* start MATERIAL FOR THE TASK *

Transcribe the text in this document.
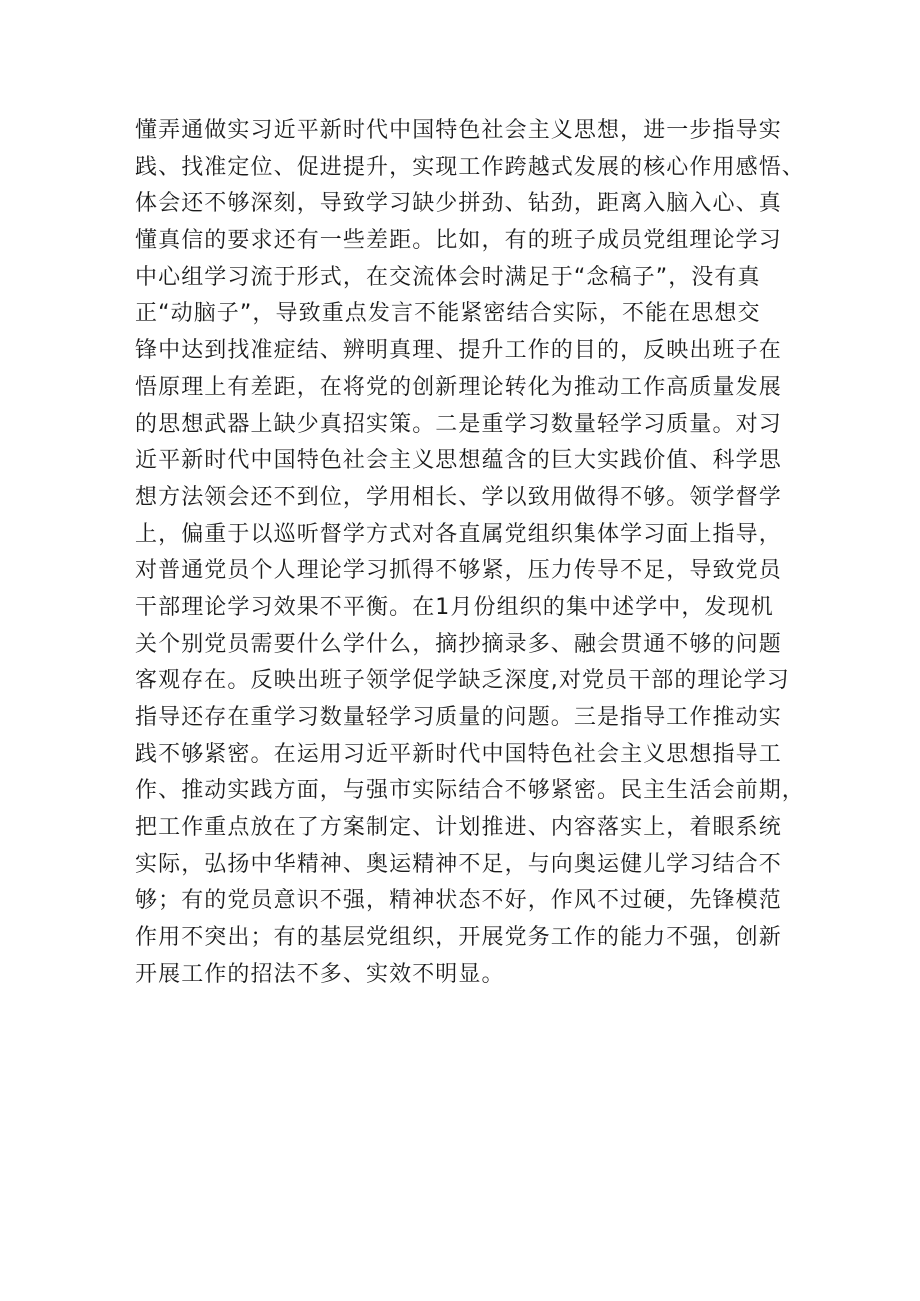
懂弄通做实习近平新时代中国特色社会主义思想，进一步指导实
践、找准定位、促进提升，实现工作跨越式发展的核心作用感悟、
体会还不够深刻，导致学习缺少拼劲、钻劲，距离入脑入心、真
懂真信的要求还有一些差距。比如，有的班子成员党组理论学习
中心组学习流于形式，在交流体会时满足于“念稿子”，没有真
正“动脑子”，导致重点发言不能紧密结合实际，不能在思想交
锋中达到找准症结、辨明真理、提升工作的目的，反映出班子在
悟原理上有差距，在将党的创新理论转化为推动工作高质量发展
的思想武器上缺少真招实策。二是重学习数量轻学习质量。对习
近平新时代中国特色社会主义思想蕴含的巨大实践价值、科学思
想方法领会还不到位，学用相长、学以致用做得不够。领学督学
上，偏重于以巡听督学方式对各直属党组织集体学习面上指导，
对普通党员个人理论学习抓得不够紧，压力传导不足，导致党员
干部理论学习效果不平衡。在1月份组织的集中述学中，发现机
关个别党员需要什么学什么，摘抄摘录多、融会贯通不够的问题
客观存在。反映出班子领学促学缺乏深度,对党员干部的理论学习
指导还存在重学习数量轻学习质量的问题。三是指导工作推动实
践不够紧密。在运用习近平新时代中国特色社会主义思想指导工
作、推动实践方面，与强市实际结合不够紧密。民主生活会前期，
把工作重点放在了方案制定、计划推进、内容落实上，着眼系统
实际，弘扬中华精神、奥运精神不足，与向奥运健儿学习结合不
够；有的党员意识不强，精神状态不好，作风不过硬，先锋模范
作用不突出；有的基层党组织，开展党务工作的能力不强，创新
开展工作的招法不多、实效不明显。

* end MATERIAL FOR THE TASK *

**SHORT PROBLEM**
Using the material above, return every line exactly as it appears, minus the pictures.

**RESPONSE TO THE TASK**
Transcribe the text in this document.
懂弄通做实习近平新时代中国特色社会主义思想，进一步指导实
践、找准定位、促进提升，实现工作跨越式发展的核心作用感悟、
体会还不够深刻，导致学习缺少拼劲、钻劲，距离入脑入心、真
懂真信的要求还有一些差距。比如，有的班子成员党组理论学习
中心组学习流于形式，在交流体会时满足于“念稿子”，没有真
正“动脑子”，导致重点发言不能紧密结合实际，不能在思想交
锋中达到找准症结、辨明真理、提升工作的目的，反映出班子在
悟原理上有差距，在将党的创新理论转化为推动工作高质量发展
的思想武器上缺少真招实策。二是重学习数量轻学习质量。对习
近平新时代中国特色社会主义思想蕴含的巨大实践价值、科学思
想方法领会还不到位，学用相长、学以致用做得不够。领学督学
上，偏重于以巡听督学方式对各直属党组织集体学习面上指导，
对普通党员个人理论学习抓得不够紧，压力传导不足，导致党员
干部理论学习效果不平衡。在1月份组织的集中述学中，发现机
关个别党员需要什么学什么，摘抄摘录多、融会贯通不够的问题
客观存在。反映出班子领学促学缺乏深度,对党员干部的理论学习
指导还存在重学习数量轻学习质量的问题。三是指导工作推动实
践不够紧密。在运用习近平新时代中国特色社会主义思想指导工
作、推动实践方面，与强市实际结合不够紧密。民主生活会前期，
把工作重点放在了方案制定、计划推进、内容落实上，着眼系统
实际，弘扬中华精神、奥运精神不足，与向奥运健儿学习结合不
够；有的党员意识不强，精神状态不好，作风不过硬，先锋模范
作用不突出；有的基层党组织，开展党务工作的能力不强，创新
开展工作的招法不多、实效不明显。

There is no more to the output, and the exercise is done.